═══ Alıntı metin

Biz İstanbul’un surlarında çınlayan top mermilerinde, Allah Allah nidalarıyla parlayan nurlu şafaklarında, her semtinde beş vakit okunan ezanlarındayız.
Milliyetçi Hareket Partisi Türk tarih ve kültürünün yılmaz bekçisidir.
Varlığımız Türk varlığında anlamını bulmuştur.
Kalbimizi imana, kavlimizi Türklüğün bekasına, kafamızı Türkiye’nin dirilişine çevirdik.
Kaderimiz zaman ve mekânın dışında olmayıp, tarih ve coğrafyanın içindedir.
İstanbul ise tarihin özeti, vatanlaştırdığımız bu aziz coğrafyanın manevi merkezidir.
Yaşanmış Türk-İslam asırlarının kulaklarımıza fısıldadığı gerçek de budur.
”BİZ DOĞRU YERDEYİZ”
Geçmişi unutacak kadar hafızasız, geleceği tasavvur edemeyecek kadar hayalsiz ve hedefsiz çok şükür ki değiliz.
Biz doğru yerdeyiz.
Değişimden değil gelişimden yanayız.
Sayın Genel Başkanım, her daim Başbuğumuzun yanında oldunuz. Biz de sizin yanınızdayız.
Siyasal mücadelemizde bizi tatmin etmeyen, hiç hesaplamadığımız, umutlarımızı kıran olaylarla karşılaşmamız mümkündür, bugüne kadar da olmuştur.
Fakat biz bir siyasetin tarafı olmaktan çok, ne mutlu bizlere ki, yüksek bir davanın safındayız.

══════
═══ Alıntılanan veriler

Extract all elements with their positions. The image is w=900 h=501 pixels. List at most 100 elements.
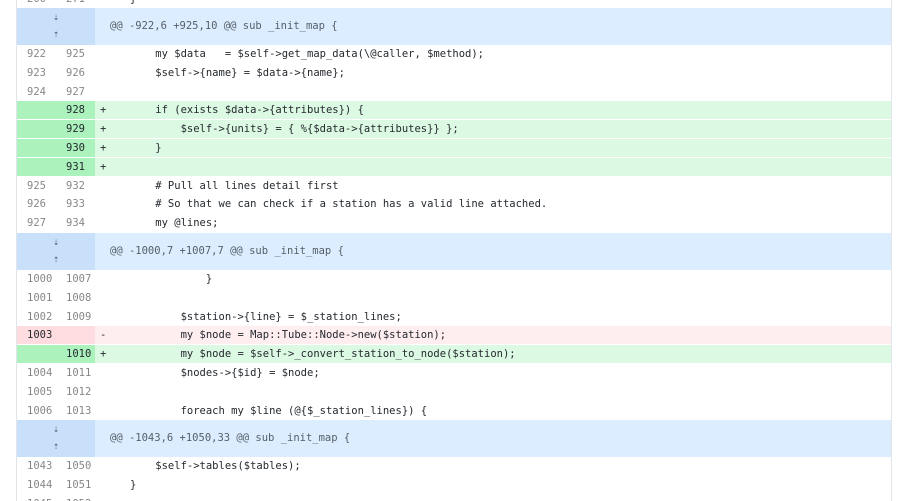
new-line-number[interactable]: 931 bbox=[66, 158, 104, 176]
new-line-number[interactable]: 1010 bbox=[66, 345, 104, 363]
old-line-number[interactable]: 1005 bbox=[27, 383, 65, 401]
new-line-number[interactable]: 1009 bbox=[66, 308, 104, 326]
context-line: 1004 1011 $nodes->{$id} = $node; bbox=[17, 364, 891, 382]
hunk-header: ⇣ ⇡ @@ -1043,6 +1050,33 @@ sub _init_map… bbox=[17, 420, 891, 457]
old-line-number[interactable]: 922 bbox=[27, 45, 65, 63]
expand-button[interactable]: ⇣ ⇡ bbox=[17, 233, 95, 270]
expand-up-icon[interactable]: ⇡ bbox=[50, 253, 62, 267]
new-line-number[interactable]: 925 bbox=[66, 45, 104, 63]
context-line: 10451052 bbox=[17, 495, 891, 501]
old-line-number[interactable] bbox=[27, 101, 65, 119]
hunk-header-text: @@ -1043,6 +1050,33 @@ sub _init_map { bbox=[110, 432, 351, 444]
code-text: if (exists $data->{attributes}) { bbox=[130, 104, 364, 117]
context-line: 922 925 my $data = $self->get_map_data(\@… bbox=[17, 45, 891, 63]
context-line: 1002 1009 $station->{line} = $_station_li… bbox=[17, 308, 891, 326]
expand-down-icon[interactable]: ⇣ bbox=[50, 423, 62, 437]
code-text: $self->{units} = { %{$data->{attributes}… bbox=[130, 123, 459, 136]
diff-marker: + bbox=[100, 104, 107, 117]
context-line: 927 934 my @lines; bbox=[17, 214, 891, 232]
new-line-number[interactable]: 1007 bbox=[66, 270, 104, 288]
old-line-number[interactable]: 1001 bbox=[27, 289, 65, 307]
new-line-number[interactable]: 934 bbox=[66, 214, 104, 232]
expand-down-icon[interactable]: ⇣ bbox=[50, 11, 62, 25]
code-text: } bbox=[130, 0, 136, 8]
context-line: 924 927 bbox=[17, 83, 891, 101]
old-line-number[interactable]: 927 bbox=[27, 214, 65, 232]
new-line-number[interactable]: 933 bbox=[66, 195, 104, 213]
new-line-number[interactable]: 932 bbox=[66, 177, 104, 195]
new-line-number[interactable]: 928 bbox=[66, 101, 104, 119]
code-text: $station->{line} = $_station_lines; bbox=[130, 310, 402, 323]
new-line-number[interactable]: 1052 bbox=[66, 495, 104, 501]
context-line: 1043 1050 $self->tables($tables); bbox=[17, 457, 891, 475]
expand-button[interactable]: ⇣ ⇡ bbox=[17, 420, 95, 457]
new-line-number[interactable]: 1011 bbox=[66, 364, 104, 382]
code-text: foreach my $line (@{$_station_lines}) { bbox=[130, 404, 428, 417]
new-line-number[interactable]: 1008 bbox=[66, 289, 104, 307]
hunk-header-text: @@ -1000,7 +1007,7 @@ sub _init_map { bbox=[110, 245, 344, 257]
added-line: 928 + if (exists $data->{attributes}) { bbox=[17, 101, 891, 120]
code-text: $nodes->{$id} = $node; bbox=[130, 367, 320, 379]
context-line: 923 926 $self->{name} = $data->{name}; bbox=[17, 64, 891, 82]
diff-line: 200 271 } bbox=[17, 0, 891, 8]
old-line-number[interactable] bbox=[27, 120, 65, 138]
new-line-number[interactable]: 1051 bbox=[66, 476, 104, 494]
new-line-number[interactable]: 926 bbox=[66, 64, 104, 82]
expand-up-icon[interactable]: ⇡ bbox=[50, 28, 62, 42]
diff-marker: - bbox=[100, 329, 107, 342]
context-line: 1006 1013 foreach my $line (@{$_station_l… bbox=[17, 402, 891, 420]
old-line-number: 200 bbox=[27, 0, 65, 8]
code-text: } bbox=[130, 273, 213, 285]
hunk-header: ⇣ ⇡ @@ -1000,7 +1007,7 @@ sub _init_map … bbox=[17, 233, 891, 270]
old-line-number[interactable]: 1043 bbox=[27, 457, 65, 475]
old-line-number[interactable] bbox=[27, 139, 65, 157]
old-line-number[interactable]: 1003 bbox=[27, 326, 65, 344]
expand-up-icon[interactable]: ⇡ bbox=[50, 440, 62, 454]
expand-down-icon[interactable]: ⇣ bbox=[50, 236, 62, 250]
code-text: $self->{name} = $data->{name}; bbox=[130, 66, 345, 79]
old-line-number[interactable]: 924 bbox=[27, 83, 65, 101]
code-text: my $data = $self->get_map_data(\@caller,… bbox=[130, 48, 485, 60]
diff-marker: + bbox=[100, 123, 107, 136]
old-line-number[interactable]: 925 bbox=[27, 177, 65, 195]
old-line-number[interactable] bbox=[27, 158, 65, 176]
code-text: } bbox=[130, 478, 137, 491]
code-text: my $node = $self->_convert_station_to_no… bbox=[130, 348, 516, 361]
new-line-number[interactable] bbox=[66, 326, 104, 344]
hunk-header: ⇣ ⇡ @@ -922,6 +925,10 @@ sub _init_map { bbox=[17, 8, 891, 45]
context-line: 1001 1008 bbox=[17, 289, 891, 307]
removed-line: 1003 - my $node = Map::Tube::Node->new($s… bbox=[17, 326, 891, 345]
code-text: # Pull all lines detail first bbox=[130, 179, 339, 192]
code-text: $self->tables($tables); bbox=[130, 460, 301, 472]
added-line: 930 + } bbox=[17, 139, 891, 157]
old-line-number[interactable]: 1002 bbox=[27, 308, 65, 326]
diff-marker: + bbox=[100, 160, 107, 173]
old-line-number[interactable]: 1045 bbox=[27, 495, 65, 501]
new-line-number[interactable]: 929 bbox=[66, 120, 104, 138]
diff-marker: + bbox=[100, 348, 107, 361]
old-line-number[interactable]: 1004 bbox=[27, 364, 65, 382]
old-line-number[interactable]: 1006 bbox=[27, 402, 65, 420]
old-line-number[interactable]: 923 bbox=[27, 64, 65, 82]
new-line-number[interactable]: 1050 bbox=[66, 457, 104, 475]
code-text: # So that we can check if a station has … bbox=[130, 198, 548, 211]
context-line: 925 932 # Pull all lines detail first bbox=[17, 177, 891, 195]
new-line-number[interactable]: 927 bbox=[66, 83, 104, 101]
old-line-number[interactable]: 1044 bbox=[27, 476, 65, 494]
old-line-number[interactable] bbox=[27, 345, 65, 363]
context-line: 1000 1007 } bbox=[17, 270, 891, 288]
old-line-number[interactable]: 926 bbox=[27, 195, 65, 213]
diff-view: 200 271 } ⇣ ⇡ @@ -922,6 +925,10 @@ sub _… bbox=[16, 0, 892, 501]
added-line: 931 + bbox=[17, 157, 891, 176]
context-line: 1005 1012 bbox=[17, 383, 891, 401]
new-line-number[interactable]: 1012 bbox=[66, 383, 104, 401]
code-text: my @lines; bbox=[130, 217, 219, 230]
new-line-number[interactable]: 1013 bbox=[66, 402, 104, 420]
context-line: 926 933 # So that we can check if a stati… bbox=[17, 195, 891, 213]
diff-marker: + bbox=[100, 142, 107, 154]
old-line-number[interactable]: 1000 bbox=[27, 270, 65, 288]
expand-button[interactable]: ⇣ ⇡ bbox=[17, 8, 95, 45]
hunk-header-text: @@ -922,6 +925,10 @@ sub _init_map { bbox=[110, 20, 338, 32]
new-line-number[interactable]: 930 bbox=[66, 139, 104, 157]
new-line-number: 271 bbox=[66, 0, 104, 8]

══════
═══ Alıntılanan veriler

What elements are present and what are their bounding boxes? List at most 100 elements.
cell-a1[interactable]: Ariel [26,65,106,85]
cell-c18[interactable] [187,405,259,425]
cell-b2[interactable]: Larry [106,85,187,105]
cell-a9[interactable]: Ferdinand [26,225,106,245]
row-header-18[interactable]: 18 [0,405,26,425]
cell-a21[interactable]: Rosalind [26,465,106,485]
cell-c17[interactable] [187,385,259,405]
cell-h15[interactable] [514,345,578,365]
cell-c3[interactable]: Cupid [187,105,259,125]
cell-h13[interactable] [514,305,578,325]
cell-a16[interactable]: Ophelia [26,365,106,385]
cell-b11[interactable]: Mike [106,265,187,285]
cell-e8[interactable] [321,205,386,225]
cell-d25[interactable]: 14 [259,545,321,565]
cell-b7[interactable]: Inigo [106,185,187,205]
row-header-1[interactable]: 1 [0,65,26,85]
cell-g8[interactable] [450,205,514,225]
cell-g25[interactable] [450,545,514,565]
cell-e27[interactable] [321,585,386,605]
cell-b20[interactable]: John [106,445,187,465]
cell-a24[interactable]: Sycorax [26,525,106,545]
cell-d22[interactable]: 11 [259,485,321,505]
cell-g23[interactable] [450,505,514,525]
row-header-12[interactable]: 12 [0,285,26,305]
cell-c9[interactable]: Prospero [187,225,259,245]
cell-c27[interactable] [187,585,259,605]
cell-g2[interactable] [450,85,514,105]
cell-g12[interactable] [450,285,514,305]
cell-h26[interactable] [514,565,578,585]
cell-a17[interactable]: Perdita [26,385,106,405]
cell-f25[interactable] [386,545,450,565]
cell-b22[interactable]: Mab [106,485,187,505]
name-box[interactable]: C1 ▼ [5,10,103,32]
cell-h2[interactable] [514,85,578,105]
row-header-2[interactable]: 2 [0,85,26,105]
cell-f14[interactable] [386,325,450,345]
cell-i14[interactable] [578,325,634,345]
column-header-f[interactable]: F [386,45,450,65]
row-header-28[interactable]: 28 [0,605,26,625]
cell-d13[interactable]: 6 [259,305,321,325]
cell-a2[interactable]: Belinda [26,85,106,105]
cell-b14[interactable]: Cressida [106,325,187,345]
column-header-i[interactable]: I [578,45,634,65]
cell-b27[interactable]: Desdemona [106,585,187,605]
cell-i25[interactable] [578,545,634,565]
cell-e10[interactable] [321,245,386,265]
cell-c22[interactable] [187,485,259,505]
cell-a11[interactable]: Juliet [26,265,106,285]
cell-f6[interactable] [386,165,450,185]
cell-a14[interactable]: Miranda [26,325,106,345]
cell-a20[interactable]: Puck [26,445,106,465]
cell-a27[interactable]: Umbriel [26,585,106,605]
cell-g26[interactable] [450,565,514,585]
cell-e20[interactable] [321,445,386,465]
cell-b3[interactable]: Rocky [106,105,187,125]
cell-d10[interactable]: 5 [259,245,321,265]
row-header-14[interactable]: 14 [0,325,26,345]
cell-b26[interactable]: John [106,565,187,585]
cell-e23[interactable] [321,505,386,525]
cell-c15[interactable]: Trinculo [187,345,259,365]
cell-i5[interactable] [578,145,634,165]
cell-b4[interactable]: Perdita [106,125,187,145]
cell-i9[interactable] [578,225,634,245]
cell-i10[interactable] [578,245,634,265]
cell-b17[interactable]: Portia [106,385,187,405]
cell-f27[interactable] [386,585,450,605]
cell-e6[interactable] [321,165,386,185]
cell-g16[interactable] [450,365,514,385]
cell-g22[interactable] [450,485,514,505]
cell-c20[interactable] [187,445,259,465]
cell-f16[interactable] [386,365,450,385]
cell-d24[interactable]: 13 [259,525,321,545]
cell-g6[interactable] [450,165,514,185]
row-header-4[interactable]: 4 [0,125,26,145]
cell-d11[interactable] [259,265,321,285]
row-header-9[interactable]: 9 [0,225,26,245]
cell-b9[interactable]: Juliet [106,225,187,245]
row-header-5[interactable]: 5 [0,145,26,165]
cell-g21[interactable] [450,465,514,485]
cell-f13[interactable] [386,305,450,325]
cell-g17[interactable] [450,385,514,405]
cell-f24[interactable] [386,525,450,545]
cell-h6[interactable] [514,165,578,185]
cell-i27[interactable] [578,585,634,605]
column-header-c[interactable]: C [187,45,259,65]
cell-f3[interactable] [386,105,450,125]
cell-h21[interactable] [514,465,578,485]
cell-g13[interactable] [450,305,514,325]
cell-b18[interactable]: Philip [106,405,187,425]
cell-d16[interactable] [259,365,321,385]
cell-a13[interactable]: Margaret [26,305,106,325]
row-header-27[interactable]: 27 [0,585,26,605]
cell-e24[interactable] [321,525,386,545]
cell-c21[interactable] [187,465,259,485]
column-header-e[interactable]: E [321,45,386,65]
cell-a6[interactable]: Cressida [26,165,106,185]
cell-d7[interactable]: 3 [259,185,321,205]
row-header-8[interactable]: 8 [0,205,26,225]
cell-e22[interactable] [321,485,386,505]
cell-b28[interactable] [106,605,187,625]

══════
═══ Alıntılanan veriler

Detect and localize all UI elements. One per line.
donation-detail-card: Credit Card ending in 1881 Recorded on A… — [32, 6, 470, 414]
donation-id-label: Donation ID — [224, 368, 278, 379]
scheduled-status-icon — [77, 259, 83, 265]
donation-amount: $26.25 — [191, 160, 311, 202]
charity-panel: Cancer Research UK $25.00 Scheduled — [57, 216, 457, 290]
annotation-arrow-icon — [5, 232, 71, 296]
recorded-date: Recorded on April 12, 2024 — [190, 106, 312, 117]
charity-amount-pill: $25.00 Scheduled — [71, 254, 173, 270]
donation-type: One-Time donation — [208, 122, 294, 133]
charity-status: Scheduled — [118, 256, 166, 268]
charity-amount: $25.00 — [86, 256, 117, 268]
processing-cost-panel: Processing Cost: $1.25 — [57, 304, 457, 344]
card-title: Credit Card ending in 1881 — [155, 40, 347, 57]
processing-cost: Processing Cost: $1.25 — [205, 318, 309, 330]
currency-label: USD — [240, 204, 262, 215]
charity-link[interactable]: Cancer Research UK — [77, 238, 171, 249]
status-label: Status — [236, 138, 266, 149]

══════

> **Göreviniz**: Alıntı metinde "Biz İstanbul’un surlarında" sözleriyle başlayıp "de sizin yanınızdayız." sözlerine kadar inen kısmın tamamını, "yılmaz" yerine "sarsılmaz" koyarak düzenleyin.

> **Alıştırma çıktısı**:
Biz İstanbul’un surlarında çınlayan top mermilerinde, Allah Allah nidalarıyla parlayan nurlu şafaklarında, her semtinde beş vakit okunan ezanlarındayız.
Milliyetçi Hareket Partisi Türk tarih ve kültürünün sarsılmaz bekçisidir.
Varlığımız Türk varlığında anlamını bulmuştur.
Kalbimizi imana, kavlimizi Türklüğün bekasına, kafamızı Türkiye’nin dirilişine çevirdik.
Kaderimiz zaman ve mekânın dışında olmayıp, tarih ve coğrafyanın içindedir.
İstanbul ise tarihin özeti, vatanlaştırdığımız bu aziz coğrafyanın manevi merkezidir.
Yaşanmış Türk-İslam asırlarının kulaklarımıza fısıldadığı gerçek de budur.
”BİZ DOĞRU YERDEYİZ”
Geçmişi unutacak kadar hafızasız, geleceği tasavvur edemeyecek kadar hayalsiz ve hedefsiz çok şükür ki değiliz.
Biz doğru yerdeyiz.
Değişimden değil gelişimden yanayız.
Sayın Genel Başkanım, her daim Başbuğumuzun yanında oldunuz. Biz de sizin yanınızdayız.